Source records:

◆ ◆ ◆ ◆ ◆ ◆ ◆

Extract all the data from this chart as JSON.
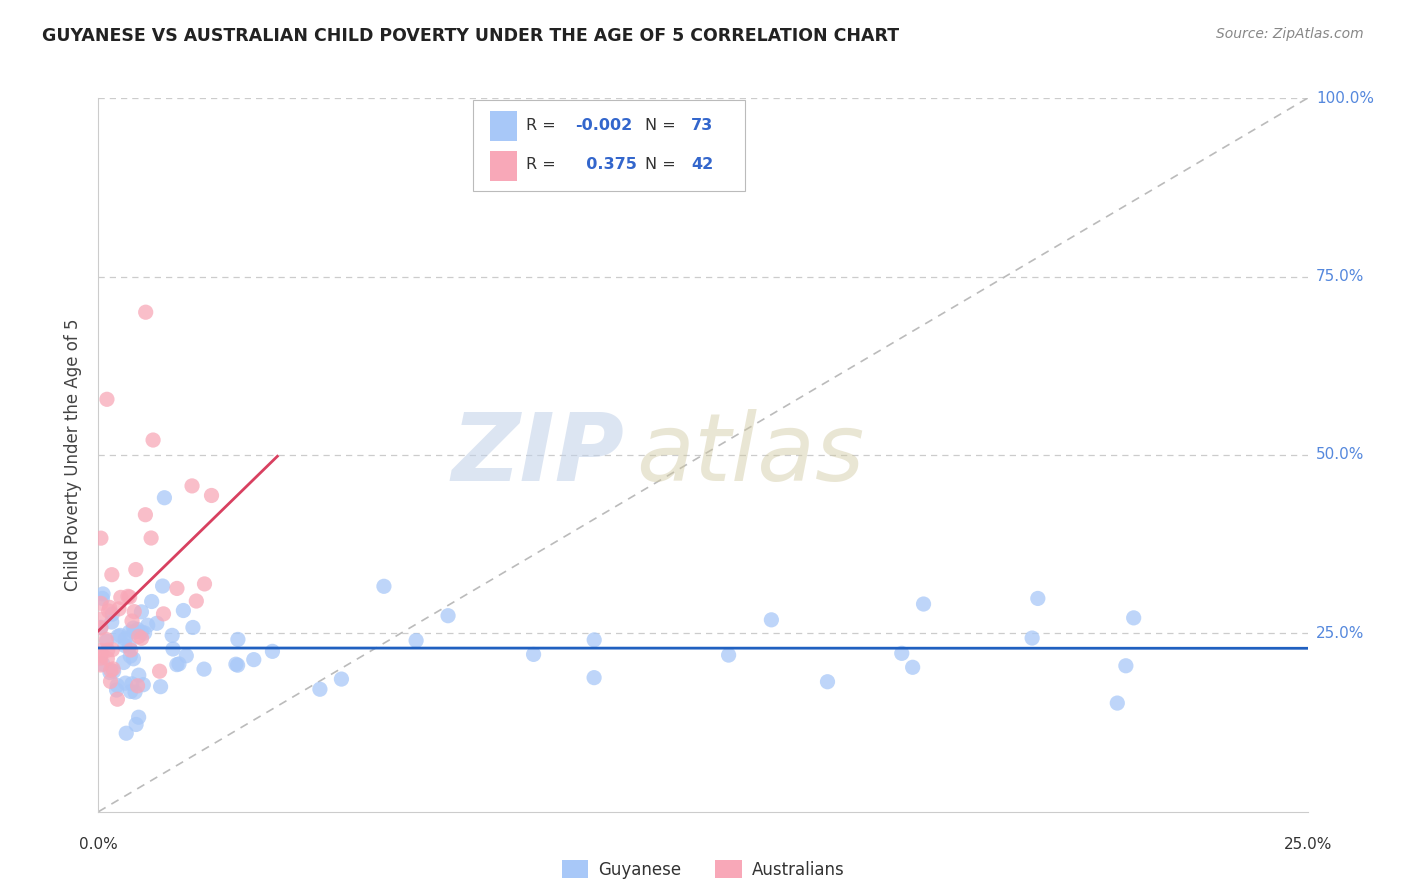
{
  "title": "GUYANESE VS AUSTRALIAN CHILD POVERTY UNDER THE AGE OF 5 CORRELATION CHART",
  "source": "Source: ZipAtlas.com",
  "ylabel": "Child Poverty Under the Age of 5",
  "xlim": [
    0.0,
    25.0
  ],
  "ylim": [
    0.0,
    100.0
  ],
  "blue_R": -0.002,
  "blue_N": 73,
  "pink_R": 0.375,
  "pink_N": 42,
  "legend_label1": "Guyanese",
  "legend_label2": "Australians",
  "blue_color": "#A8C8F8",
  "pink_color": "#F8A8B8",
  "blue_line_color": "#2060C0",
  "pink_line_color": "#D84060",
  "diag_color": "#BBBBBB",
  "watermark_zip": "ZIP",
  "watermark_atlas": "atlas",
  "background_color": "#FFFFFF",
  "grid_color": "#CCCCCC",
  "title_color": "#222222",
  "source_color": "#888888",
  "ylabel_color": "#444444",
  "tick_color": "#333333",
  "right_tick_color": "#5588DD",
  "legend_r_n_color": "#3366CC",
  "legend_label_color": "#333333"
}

◆ ◆ ◆ ◆ ◆ ◆ ◆

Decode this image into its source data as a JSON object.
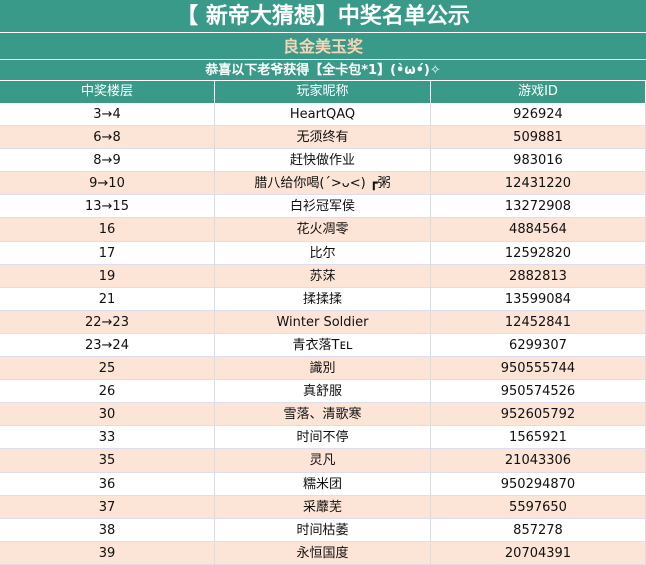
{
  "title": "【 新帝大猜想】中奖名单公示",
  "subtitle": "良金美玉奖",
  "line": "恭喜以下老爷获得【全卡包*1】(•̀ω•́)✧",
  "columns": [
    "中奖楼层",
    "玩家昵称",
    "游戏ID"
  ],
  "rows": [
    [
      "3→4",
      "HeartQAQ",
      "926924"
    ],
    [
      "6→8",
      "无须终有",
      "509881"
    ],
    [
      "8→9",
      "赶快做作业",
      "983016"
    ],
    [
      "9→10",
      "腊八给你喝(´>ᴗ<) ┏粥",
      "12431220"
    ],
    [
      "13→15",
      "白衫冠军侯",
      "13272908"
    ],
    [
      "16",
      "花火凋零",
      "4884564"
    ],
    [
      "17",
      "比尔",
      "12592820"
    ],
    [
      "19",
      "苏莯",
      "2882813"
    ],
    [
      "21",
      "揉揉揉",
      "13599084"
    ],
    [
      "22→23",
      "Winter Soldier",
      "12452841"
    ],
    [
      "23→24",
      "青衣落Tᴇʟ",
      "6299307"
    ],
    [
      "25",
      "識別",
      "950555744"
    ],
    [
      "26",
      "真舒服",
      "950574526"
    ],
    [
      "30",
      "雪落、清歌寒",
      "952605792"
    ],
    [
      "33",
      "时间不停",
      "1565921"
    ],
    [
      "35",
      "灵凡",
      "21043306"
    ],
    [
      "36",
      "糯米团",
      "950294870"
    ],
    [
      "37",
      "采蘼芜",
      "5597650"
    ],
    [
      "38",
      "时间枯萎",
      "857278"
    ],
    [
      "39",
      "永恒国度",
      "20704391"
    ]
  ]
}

◆ ◆ ◆ ◆ ◆ ◆ ◆

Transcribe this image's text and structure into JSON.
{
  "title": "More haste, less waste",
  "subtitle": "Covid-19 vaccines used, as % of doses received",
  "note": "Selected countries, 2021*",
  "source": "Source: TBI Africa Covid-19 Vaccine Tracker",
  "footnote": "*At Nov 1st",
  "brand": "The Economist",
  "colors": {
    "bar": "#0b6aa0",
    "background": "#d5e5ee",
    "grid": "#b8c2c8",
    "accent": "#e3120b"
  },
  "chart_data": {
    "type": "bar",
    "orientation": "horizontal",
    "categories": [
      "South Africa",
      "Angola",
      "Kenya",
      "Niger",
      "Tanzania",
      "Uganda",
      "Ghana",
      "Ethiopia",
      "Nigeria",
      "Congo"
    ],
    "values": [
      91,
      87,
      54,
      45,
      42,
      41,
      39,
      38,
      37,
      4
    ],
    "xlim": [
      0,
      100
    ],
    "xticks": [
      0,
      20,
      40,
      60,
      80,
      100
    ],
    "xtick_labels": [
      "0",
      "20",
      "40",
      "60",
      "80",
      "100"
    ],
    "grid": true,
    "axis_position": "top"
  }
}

◆ ◆ ◆ ◆ ◆ ◆ ◆

Provide only the number of lines in the entries that hold the word "Covid".

Solved exercise:
2